▸ Problem to work on: Copy each line with the word "소정근로시간" in it.
- - - -
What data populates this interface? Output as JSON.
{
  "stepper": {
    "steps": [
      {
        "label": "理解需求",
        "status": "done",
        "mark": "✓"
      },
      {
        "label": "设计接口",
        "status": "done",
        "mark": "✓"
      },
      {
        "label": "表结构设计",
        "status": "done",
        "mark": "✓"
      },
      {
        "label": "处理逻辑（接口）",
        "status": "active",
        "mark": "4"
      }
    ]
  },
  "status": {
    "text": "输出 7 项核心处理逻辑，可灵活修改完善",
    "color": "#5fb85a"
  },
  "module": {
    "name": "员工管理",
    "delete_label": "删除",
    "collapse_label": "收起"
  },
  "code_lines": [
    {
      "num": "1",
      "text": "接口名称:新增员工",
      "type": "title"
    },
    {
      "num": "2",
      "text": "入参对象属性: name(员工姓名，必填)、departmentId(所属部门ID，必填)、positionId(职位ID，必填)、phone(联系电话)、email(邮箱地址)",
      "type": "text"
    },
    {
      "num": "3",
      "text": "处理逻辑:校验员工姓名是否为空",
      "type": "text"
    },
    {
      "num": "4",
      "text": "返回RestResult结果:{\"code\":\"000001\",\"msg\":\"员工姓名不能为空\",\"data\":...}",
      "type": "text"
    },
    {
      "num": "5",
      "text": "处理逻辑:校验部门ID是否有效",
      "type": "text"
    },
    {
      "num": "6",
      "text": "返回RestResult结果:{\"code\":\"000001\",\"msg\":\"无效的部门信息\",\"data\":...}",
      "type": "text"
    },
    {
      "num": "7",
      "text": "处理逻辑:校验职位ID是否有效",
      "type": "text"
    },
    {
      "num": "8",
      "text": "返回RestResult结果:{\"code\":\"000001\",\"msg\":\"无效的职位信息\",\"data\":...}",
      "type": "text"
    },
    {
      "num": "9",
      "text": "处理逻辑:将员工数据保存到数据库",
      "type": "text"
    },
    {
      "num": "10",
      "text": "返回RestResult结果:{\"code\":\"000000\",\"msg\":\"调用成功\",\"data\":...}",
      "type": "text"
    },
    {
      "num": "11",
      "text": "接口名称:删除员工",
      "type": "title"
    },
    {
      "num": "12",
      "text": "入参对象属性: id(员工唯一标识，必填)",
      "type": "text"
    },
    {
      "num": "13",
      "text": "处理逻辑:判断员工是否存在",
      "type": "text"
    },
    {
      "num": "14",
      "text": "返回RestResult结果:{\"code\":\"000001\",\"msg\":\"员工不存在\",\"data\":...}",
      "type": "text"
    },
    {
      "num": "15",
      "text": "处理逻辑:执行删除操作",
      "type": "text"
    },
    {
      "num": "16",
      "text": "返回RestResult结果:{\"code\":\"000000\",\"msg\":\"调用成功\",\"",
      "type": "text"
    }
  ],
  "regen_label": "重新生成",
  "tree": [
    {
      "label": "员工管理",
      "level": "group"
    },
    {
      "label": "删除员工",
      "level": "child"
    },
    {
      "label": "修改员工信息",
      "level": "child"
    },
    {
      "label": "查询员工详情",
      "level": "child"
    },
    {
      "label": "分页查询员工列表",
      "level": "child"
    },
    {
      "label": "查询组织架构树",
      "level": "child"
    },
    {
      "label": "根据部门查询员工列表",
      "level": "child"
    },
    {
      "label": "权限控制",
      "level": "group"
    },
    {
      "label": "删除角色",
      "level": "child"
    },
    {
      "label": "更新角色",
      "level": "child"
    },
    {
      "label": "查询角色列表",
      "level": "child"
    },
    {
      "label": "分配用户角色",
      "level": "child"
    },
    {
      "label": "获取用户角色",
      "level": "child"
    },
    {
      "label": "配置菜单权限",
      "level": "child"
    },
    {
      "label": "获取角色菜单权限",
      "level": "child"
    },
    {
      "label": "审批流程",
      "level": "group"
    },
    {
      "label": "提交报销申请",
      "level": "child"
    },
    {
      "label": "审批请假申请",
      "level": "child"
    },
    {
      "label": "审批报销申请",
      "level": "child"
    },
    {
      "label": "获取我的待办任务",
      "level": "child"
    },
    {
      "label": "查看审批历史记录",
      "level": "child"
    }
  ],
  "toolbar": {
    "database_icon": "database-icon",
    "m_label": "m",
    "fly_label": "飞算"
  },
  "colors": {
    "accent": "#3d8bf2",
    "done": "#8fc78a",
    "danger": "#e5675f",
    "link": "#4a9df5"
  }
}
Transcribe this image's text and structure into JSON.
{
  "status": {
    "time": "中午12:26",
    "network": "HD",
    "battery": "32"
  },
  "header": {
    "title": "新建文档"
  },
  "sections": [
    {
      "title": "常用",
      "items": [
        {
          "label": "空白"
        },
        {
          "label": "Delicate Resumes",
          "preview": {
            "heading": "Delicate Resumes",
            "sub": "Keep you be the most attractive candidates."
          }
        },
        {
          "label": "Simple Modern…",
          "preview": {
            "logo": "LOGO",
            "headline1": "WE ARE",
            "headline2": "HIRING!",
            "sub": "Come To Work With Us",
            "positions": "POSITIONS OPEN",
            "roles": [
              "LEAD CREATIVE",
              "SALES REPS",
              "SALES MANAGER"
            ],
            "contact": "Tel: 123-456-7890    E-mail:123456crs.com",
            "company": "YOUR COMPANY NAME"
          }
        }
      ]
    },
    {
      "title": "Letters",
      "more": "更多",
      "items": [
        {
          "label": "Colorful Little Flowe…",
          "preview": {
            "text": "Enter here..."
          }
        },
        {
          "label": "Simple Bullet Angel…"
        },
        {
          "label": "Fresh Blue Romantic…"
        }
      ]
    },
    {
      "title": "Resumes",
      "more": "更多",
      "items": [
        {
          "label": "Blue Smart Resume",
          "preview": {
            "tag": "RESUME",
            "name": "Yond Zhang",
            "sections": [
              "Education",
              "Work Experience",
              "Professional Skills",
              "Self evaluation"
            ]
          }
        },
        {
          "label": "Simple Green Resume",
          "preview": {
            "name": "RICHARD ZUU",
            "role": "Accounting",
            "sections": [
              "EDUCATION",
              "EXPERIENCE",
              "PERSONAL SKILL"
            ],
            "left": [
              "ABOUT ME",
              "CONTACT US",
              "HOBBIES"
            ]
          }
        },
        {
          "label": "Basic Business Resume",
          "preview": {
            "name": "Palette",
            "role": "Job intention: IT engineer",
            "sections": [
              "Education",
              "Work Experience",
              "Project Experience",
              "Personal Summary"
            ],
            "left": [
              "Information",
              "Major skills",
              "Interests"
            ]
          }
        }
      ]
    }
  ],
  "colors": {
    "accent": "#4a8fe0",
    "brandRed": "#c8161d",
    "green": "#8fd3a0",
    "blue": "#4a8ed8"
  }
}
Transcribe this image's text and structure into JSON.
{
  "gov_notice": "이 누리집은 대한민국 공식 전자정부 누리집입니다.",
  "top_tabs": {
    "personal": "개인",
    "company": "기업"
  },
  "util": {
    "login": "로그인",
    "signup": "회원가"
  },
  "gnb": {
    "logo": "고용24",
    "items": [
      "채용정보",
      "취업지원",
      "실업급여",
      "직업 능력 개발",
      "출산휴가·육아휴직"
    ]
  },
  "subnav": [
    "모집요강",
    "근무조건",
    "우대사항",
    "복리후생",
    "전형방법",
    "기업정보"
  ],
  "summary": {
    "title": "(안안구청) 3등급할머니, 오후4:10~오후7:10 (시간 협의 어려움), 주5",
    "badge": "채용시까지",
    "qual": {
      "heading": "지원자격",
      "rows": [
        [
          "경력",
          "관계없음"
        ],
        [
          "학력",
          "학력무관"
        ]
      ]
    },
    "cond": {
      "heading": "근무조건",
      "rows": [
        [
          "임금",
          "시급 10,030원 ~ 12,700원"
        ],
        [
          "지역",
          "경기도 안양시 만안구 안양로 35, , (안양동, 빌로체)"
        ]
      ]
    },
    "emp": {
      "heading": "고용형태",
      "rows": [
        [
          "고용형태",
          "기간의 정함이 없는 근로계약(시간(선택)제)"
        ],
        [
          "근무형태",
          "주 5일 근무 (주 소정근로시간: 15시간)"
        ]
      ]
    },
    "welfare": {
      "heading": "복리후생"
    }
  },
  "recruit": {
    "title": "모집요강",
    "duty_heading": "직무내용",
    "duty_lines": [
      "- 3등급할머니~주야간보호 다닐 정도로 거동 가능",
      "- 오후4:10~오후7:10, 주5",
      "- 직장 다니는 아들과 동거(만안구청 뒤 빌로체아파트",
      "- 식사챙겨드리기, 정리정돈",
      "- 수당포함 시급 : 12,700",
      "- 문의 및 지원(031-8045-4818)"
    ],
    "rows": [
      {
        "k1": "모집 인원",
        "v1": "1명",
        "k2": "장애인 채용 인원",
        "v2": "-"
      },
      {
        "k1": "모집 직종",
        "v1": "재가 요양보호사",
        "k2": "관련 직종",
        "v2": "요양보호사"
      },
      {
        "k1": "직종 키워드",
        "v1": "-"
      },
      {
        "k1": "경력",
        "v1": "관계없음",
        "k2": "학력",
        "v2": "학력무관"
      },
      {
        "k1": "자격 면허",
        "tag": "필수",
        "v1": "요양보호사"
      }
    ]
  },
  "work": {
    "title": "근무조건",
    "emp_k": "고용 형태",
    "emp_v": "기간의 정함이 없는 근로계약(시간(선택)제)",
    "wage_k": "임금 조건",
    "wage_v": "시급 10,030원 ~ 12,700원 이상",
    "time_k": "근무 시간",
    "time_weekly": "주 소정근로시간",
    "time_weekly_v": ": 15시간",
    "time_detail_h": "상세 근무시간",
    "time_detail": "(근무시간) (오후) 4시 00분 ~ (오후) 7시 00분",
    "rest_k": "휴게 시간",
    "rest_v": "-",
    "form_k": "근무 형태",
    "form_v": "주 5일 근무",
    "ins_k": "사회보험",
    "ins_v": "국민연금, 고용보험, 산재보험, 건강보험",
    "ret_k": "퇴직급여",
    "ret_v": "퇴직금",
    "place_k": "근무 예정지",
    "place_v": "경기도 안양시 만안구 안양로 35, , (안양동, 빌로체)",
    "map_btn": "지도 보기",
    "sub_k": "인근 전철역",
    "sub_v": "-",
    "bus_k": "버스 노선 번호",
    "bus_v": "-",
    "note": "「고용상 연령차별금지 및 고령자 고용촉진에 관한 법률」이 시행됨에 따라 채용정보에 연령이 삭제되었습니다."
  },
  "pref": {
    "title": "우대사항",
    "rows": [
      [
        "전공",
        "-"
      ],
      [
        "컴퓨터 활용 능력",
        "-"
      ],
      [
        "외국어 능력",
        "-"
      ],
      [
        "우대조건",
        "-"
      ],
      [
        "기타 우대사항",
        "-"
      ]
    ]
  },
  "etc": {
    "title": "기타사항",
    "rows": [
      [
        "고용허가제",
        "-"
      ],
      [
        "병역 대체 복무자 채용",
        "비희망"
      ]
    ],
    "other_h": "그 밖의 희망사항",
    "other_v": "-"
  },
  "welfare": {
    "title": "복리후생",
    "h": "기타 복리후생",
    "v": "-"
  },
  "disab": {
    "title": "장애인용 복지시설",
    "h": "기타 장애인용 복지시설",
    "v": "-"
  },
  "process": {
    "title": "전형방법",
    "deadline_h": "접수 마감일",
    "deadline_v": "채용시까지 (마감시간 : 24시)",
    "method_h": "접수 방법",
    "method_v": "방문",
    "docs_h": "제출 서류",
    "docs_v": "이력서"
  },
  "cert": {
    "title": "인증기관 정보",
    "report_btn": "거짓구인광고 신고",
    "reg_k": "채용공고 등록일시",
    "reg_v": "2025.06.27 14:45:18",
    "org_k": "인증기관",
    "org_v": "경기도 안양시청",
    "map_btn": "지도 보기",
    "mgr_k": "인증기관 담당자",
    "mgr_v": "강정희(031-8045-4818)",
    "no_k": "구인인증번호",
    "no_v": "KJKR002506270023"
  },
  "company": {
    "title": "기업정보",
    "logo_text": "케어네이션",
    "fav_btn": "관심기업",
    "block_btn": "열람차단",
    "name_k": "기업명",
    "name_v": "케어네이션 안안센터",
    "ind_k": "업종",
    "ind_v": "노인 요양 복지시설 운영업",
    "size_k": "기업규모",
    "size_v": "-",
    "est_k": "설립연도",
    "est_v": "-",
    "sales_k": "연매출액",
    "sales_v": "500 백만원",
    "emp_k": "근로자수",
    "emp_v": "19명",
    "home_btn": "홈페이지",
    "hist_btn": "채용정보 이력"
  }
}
- - - -
▸ Task answer:
          "주 5일 근무 (주 소정근로시간: 15시간)"
    "time_weekly": "주 소정근로시간",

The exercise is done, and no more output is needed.